*Job*.
Below are the records. Gather each line that holds "извора".
———
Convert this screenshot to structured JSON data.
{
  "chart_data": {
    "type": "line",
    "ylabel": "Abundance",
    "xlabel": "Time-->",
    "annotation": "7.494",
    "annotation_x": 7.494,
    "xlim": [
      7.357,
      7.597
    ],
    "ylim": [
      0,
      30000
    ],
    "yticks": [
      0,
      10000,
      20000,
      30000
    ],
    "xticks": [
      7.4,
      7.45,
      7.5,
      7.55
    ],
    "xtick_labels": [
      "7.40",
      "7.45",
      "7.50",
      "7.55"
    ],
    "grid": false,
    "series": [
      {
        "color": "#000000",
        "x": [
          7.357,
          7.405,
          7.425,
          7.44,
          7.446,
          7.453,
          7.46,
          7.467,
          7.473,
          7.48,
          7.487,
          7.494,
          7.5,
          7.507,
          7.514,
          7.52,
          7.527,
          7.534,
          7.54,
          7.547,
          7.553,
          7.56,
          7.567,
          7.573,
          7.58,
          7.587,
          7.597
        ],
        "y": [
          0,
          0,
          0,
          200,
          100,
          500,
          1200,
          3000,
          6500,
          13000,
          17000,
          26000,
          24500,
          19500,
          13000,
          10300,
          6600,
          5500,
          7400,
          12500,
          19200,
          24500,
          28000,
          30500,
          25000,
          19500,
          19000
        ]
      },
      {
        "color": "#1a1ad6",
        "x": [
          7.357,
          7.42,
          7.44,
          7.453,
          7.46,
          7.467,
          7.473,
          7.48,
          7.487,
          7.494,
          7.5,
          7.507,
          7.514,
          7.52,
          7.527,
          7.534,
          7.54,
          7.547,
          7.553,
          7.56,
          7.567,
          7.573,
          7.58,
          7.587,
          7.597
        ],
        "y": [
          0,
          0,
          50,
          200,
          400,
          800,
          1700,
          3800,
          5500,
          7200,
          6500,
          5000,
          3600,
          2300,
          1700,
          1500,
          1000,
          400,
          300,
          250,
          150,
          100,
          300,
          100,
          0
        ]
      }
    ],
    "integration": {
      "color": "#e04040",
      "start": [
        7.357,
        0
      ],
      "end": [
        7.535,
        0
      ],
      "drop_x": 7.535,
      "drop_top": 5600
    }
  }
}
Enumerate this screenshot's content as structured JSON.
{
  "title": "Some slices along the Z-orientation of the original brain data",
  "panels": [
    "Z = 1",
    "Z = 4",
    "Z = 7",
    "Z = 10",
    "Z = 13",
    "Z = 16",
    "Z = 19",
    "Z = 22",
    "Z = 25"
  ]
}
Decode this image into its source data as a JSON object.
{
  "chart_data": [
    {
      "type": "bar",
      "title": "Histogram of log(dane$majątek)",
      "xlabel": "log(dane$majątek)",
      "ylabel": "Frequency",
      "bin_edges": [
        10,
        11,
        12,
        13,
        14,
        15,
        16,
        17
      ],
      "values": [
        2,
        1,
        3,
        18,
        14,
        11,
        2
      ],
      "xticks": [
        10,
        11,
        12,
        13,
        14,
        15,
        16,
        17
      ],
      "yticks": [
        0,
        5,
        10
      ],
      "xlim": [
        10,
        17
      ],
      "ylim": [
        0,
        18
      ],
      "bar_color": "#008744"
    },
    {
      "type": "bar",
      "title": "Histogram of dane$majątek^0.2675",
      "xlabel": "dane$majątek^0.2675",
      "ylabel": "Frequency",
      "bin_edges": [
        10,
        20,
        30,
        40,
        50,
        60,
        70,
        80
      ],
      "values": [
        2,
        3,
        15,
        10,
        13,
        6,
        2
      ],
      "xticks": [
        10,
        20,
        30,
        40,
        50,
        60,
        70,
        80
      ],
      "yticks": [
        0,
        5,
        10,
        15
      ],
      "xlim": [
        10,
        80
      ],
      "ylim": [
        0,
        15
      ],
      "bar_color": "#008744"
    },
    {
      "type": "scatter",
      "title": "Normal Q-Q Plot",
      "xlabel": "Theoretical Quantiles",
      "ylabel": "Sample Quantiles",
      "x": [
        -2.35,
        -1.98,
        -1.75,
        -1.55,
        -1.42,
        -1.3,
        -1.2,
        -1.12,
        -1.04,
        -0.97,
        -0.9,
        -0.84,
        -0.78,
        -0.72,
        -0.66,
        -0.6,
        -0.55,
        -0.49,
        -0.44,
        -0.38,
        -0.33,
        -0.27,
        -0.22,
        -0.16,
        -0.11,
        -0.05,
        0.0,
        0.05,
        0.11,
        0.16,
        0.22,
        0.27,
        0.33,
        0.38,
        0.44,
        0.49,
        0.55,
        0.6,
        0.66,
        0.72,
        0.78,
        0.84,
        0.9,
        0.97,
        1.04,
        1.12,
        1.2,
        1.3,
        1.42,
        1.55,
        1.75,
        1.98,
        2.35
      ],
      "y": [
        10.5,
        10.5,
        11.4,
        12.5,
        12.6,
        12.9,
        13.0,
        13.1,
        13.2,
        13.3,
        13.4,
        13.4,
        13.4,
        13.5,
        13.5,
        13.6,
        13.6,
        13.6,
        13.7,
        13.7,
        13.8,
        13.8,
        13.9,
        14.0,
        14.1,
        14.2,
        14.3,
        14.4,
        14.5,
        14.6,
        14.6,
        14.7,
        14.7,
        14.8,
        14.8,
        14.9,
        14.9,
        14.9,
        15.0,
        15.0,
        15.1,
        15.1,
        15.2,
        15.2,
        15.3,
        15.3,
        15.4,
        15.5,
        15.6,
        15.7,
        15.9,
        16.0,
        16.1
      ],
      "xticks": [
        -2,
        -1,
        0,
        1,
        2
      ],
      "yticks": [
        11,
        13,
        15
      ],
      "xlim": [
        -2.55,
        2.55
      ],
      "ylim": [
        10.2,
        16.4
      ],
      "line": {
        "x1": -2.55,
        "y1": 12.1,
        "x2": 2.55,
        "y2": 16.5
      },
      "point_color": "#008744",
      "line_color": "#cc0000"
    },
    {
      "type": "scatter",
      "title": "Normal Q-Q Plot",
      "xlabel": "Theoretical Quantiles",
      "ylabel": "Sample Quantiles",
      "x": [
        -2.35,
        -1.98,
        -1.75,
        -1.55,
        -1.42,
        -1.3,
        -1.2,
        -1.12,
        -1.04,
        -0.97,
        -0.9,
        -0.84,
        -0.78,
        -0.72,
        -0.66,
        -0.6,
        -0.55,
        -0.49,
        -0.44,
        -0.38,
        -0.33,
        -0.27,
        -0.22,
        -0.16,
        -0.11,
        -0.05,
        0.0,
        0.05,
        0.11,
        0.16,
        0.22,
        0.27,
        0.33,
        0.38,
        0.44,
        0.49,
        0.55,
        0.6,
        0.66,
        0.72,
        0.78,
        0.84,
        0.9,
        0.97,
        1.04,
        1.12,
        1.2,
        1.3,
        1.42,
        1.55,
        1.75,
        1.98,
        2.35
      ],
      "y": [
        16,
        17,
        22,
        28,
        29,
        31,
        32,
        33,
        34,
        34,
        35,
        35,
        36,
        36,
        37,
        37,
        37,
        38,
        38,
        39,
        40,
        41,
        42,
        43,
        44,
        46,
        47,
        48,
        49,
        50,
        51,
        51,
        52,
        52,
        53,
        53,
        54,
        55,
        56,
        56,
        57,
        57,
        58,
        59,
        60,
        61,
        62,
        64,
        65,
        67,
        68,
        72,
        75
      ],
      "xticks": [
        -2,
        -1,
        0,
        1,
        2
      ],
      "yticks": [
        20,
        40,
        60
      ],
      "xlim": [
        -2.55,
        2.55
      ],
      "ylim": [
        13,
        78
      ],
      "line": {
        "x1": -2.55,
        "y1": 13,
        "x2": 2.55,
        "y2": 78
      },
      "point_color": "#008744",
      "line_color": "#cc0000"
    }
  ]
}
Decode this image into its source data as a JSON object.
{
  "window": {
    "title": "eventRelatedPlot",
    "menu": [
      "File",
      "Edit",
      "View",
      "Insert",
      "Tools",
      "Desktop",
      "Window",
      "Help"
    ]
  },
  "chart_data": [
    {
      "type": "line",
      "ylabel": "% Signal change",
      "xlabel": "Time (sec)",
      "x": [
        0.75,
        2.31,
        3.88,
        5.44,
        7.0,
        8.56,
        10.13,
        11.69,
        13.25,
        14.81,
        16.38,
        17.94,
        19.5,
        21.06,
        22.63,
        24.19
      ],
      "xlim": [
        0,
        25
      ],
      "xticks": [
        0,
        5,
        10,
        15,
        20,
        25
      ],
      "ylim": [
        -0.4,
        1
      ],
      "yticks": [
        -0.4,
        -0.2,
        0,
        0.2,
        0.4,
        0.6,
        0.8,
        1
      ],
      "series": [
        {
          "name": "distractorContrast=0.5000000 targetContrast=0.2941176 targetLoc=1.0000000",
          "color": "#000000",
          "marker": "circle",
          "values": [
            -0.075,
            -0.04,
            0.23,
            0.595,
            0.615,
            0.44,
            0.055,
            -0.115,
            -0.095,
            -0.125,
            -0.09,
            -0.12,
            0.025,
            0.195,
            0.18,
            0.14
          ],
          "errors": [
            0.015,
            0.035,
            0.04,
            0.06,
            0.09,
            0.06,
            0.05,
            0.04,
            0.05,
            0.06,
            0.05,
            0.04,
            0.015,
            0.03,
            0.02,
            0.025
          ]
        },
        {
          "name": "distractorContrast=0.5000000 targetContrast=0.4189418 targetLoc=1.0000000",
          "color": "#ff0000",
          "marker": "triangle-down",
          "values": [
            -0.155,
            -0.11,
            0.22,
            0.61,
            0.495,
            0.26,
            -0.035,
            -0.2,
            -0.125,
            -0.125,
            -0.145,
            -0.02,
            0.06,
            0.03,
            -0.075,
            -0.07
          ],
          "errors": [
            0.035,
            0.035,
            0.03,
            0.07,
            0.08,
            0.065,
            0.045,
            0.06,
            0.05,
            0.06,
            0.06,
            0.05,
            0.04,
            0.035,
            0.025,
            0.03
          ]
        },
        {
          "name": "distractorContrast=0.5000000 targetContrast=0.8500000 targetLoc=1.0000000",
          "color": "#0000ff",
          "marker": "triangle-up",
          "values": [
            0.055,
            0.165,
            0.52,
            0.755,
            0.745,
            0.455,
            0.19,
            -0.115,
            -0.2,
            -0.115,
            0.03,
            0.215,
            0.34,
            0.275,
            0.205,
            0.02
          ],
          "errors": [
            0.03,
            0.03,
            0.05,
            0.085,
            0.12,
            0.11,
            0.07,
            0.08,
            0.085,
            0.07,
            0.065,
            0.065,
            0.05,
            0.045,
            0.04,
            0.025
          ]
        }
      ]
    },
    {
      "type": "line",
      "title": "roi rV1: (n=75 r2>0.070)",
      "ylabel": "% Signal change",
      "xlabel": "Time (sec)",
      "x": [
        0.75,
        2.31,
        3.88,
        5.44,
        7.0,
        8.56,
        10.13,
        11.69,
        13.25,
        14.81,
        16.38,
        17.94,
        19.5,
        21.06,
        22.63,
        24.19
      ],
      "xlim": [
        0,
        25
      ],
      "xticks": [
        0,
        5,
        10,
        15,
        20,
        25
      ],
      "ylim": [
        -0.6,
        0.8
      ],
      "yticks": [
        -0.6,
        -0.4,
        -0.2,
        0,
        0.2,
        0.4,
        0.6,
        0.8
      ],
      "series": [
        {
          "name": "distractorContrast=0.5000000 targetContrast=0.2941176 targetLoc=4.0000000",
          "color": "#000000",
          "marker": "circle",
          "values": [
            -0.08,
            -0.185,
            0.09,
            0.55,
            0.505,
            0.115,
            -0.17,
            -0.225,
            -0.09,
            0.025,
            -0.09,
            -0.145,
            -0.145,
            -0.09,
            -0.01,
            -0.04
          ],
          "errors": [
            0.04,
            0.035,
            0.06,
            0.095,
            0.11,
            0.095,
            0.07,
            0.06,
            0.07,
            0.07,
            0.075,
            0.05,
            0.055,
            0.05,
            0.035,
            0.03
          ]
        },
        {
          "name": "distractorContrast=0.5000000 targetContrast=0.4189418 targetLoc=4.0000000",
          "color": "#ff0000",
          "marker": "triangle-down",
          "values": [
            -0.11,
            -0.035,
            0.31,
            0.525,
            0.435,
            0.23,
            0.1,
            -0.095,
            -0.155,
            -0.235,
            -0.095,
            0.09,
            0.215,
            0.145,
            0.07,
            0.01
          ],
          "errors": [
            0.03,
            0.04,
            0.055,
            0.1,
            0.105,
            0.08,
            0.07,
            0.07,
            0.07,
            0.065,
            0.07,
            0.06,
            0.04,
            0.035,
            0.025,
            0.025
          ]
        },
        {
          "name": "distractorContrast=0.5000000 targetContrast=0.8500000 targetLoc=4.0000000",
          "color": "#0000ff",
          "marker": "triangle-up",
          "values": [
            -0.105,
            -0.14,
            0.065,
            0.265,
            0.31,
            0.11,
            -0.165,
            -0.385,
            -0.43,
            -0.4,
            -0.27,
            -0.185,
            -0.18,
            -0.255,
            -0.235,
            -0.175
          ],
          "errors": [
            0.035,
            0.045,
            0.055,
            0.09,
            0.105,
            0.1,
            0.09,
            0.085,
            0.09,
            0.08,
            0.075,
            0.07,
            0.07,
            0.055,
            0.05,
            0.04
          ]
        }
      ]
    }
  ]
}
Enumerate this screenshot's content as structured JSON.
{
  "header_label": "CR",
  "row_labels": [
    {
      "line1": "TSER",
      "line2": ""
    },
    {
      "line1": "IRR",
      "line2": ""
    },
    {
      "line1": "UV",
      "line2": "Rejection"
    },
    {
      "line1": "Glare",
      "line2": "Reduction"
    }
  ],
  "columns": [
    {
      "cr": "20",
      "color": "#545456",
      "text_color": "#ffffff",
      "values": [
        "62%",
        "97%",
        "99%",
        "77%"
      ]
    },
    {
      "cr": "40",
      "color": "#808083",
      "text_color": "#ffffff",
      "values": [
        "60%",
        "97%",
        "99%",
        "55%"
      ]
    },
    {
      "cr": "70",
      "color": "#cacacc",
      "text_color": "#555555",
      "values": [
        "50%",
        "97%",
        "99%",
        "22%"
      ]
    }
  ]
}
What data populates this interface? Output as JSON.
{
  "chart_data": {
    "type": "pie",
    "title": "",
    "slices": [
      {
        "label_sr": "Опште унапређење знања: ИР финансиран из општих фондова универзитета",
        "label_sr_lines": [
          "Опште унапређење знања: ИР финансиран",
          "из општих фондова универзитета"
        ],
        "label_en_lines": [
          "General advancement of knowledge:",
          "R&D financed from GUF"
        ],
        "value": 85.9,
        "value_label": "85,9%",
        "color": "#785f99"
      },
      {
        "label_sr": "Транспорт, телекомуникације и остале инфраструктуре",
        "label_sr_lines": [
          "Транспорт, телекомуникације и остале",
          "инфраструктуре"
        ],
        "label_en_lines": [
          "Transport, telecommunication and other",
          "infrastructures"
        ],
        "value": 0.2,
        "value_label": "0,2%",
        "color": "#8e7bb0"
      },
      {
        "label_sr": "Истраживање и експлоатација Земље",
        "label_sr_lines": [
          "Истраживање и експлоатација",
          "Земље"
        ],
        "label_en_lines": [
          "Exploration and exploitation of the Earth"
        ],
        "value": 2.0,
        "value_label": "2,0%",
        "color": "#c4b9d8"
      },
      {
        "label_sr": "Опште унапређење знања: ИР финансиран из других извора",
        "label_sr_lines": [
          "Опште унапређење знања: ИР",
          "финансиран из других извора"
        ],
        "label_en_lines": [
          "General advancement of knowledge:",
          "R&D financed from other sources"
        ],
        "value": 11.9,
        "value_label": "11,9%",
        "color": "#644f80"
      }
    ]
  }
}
———
*Problem solution*.
        "label_sr": "Опште унапређење знања: ИР финансиран из других извора",
          "финансиран из других извора"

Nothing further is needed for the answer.